| What is asked |
Which lines in the records below contain the word "name"? Copy each of them.

Entries from a visual dataset:
* start *
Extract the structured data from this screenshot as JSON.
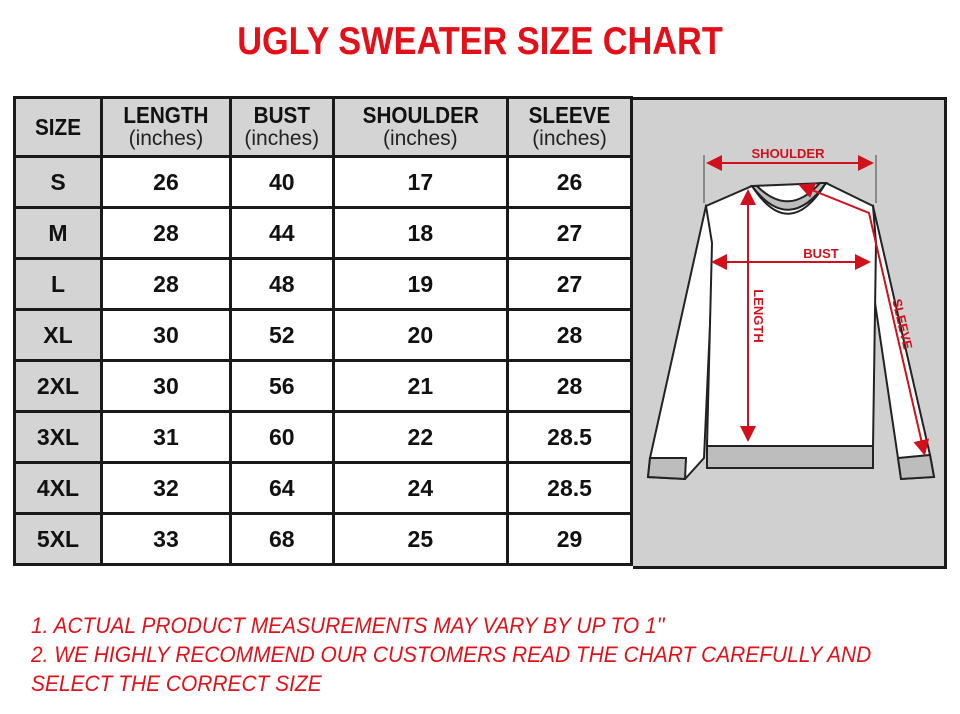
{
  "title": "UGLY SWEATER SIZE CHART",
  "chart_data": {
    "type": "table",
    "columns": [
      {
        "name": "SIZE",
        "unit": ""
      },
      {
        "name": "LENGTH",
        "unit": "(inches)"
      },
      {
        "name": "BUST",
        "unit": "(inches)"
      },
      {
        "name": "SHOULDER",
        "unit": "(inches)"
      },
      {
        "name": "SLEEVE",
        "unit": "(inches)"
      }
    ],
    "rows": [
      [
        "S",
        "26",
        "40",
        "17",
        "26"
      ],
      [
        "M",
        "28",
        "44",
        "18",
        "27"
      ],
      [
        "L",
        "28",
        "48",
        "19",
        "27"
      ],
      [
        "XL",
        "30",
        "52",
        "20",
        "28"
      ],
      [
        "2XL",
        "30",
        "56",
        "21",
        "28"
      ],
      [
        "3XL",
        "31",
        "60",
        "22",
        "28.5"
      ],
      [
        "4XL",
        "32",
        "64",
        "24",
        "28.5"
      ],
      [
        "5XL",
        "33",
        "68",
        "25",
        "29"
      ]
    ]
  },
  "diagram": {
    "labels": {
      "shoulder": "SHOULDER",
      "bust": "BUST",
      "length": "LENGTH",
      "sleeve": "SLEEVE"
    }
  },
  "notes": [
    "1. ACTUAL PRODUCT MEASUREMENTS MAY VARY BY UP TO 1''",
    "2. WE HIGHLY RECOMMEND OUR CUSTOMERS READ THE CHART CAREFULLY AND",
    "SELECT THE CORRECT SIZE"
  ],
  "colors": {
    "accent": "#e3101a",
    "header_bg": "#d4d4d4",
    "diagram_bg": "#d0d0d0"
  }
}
* end *
| Solution for this task |
        "name": "SIZE",
        "name": "LENGTH",
        "name": "BUST",
        "name": "SHOULDER",
        "name": "SLEEVE",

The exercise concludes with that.